Figure record extracts
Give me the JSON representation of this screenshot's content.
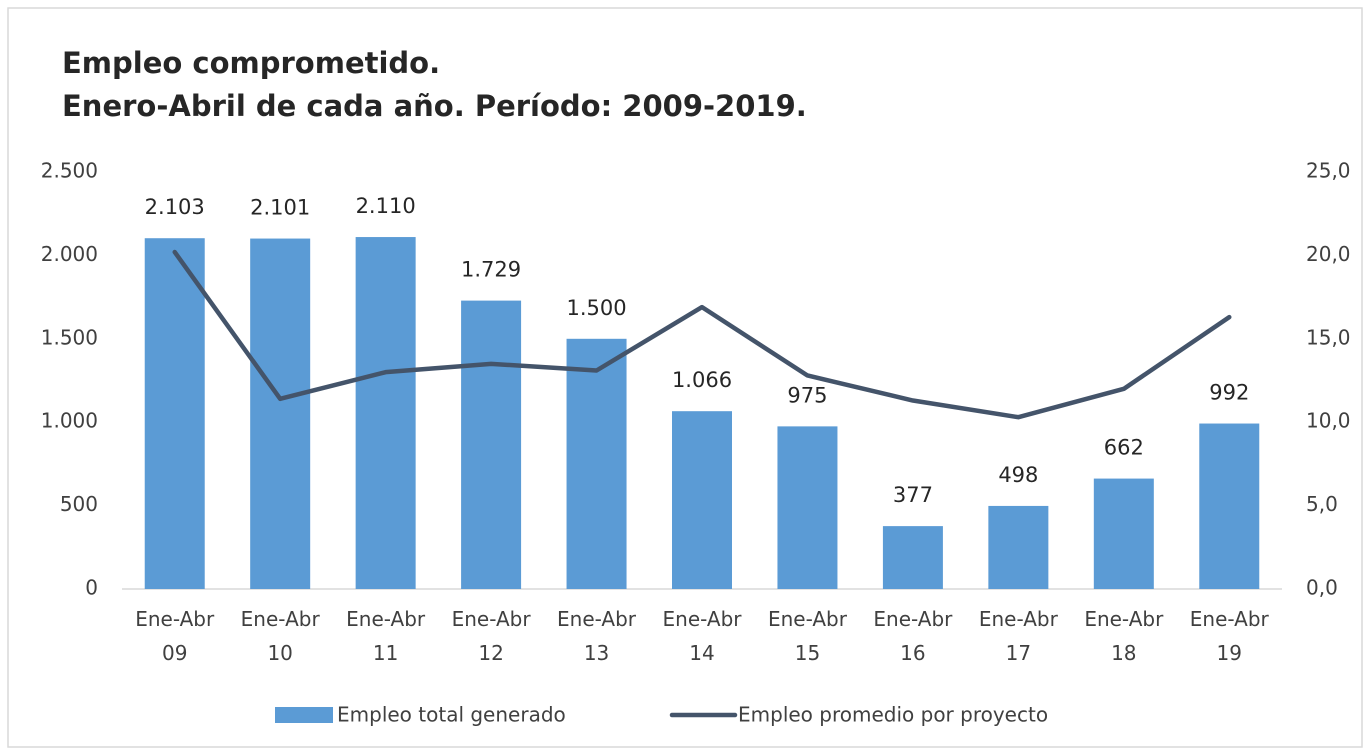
{
  "chart_data": {
    "type": "bar",
    "title": "Empleo comprometido.",
    "subtitle": "Enero-Abril de cada año. Período: 2009-2019.",
    "categories": [
      "Ene-Abr 09",
      "Ene-Abr 10",
      "Ene-Abr 11",
      "Ene-Abr 12",
      "Ene-Abr 13",
      "Ene-Abr 14",
      "Ene-Abr 15",
      "Ene-Abr 16",
      "Ene-Abr 17",
      "Ene-Abr 18",
      "Ene-Abr 19"
    ],
    "series": [
      {
        "name": "Empleo total generado",
        "type": "bar",
        "color": "#5b9bd5",
        "values": [
          2103,
          2101,
          2110,
          1729,
          1500,
          1066,
          975,
          377,
          498,
          662,
          992
        ],
        "value_labels": [
          "2.103",
          "2.101",
          "2.110",
          "1.729",
          "1.500",
          "1.066",
          "975",
          "377",
          "498",
          "662",
          "992"
        ]
      },
      {
        "name": "Empleo promedio por proyecto",
        "type": "line",
        "axis": "y2",
        "color": "#44546a",
        "values": [
          20.2,
          11.4,
          13.0,
          13.5,
          13.1,
          16.9,
          12.8,
          11.3,
          10.3,
          12.0,
          16.3
        ]
      }
    ],
    "ylim": [
      0,
      2500
    ],
    "yticks": [
      0,
      500,
      {
        "value": 1000,
        "label": "1.000"
      },
      {
        "value": 1500,
        "label": "1.500"
      },
      {
        "value": 2000,
        "label": "2.000"
      },
      {
        "value": 2500,
        "label": "2.500"
      }
    ],
    "y2lim": [
      0,
      25
    ],
    "y2ticks": [
      {
        "value": 0,
        "label": "0,0"
      },
      {
        "value": 5,
        "label": "5,0"
      },
      {
        "value": 10,
        "label": "10,0"
      },
      {
        "value": 15,
        "label": "15,0"
      },
      {
        "value": 20,
        "label": "20,0"
      },
      {
        "value": 25,
        "label": "25,0"
      }
    ],
    "grid": false,
    "legend": "bottom"
  }
}
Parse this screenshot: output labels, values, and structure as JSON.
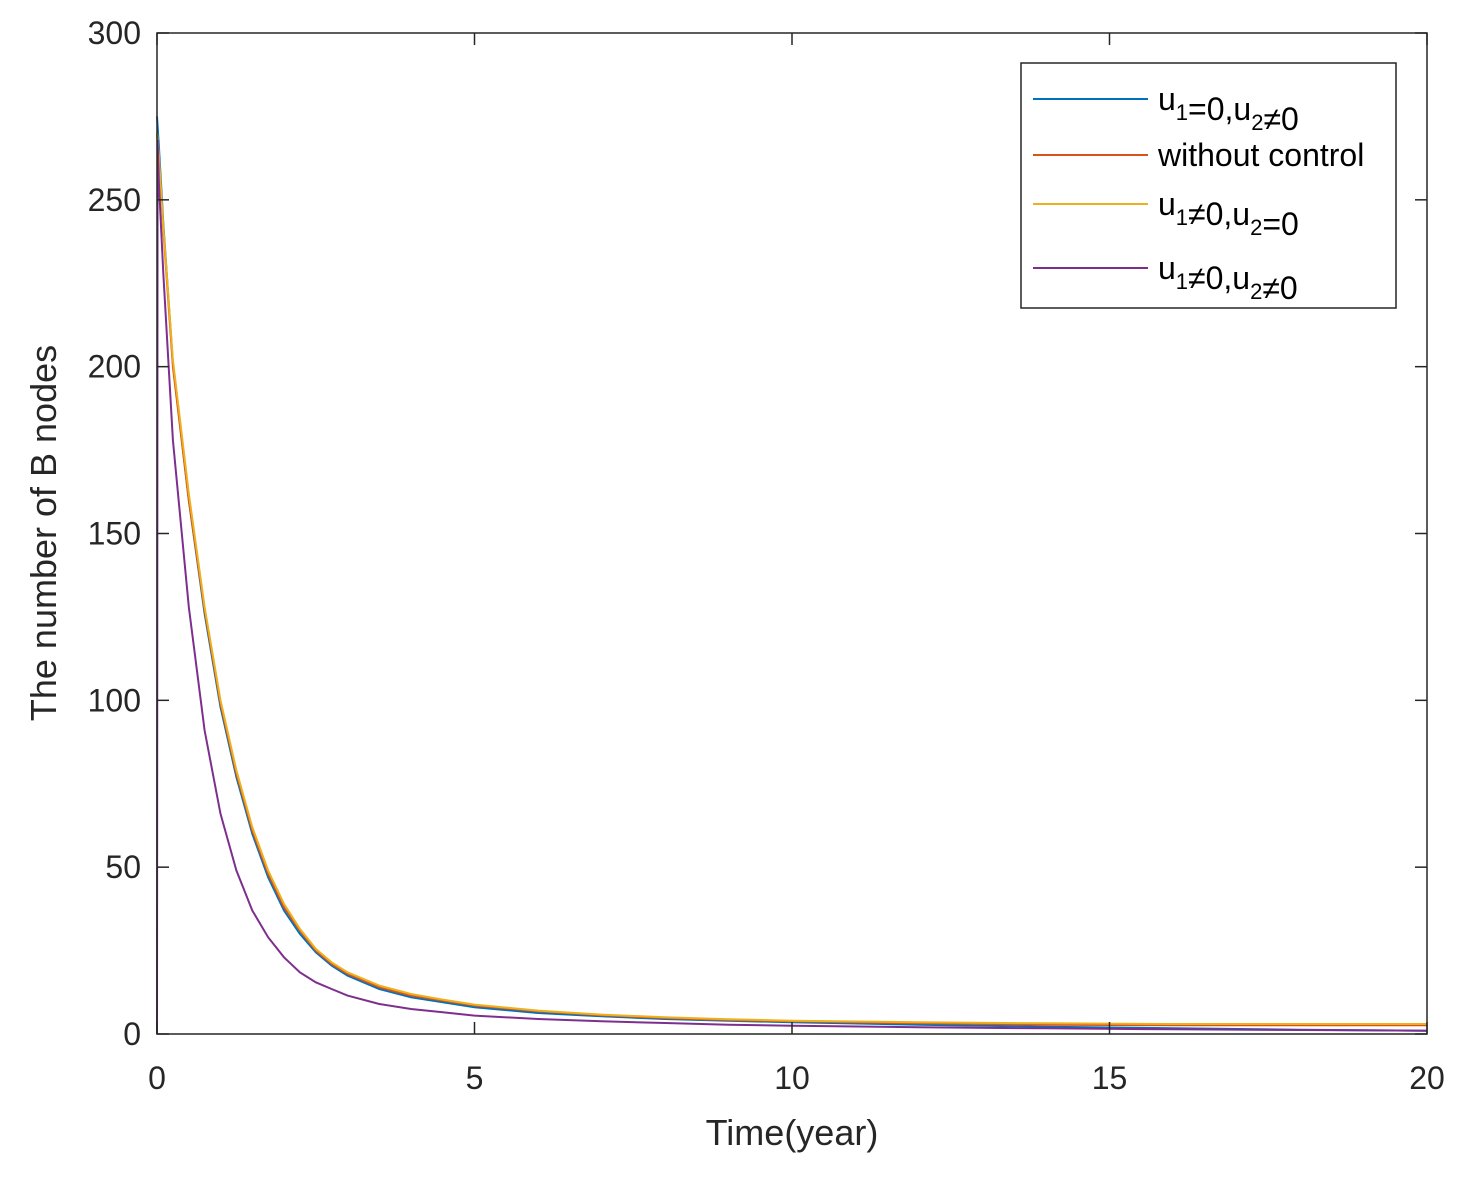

--- Exercise details ---
Each line of the data is to be duplicated exactly; pictures stay out of the copy.

--- Complete answer ---
Give me the JSON representation of this screenshot's content.
{
  "chart_data": {
    "type": "bar",
    "title": "Empleo comprometido.",
    "subtitle": "Enero-Abril de cada año. Período: 2009-2019.",
    "categories": [
      "Ene-Abr 09",
      "Ene-Abr 10",
      "Ene-Abr 11",
      "Ene-Abr 12",
      "Ene-Abr 13",
      "Ene-Abr 14",
      "Ene-Abr 15",
      "Ene-Abr 16",
      "Ene-Abr 17",
      "Ene-Abr 18",
      "Ene-Abr 19"
    ],
    "series": [
      {
        "name": "Empleo total generado",
        "type": "bar",
        "color": "#5b9bd5",
        "values": [
          2103,
          2101,
          2110,
          1729,
          1500,
          1066,
          975,
          377,
          498,
          662,
          992
        ],
        "value_labels": [
          "2.103",
          "2.101",
          "2.110",
          "1.729",
          "1.500",
          "1.066",
          "975",
          "377",
          "498",
          "662",
          "992"
        ]
      },
      {
        "name": "Empleo promedio por proyecto",
        "type": "line",
        "axis": "y2",
        "color": "#44546a",
        "values": [
          20.2,
          11.4,
          13.0,
          13.5,
          13.1,
          16.9,
          12.8,
          11.3,
          10.3,
          12.0,
          16.3
        ]
      }
    ],
    "ylim": [
      0,
      2500
    ],
    "yticks": [
      0,
      500,
      {
        "value": 1000,
        "label": "1.000"
      },
      {
        "value": 1500,
        "label": "1.500"
      },
      {
        "value": 2000,
        "label": "2.000"
      },
      {
        "value": 2500,
        "label": "2.500"
      }
    ],
    "y2lim": [
      0,
      25
    ],
    "y2ticks": [
      {
        "value": 0,
        "label": "0,0"
      },
      {
        "value": 5,
        "label": "5,0"
      },
      {
        "value": 10,
        "label": "10,0"
      },
      {
        "value": 15,
        "label": "15,0"
      },
      {
        "value": 20,
        "label": "20,0"
      },
      {
        "value": 25,
        "label": "25,0"
      }
    ],
    "grid": false,
    "legend": "bottom"
  }
}
Parse this screenshot: output labels, values, and structure as JSON.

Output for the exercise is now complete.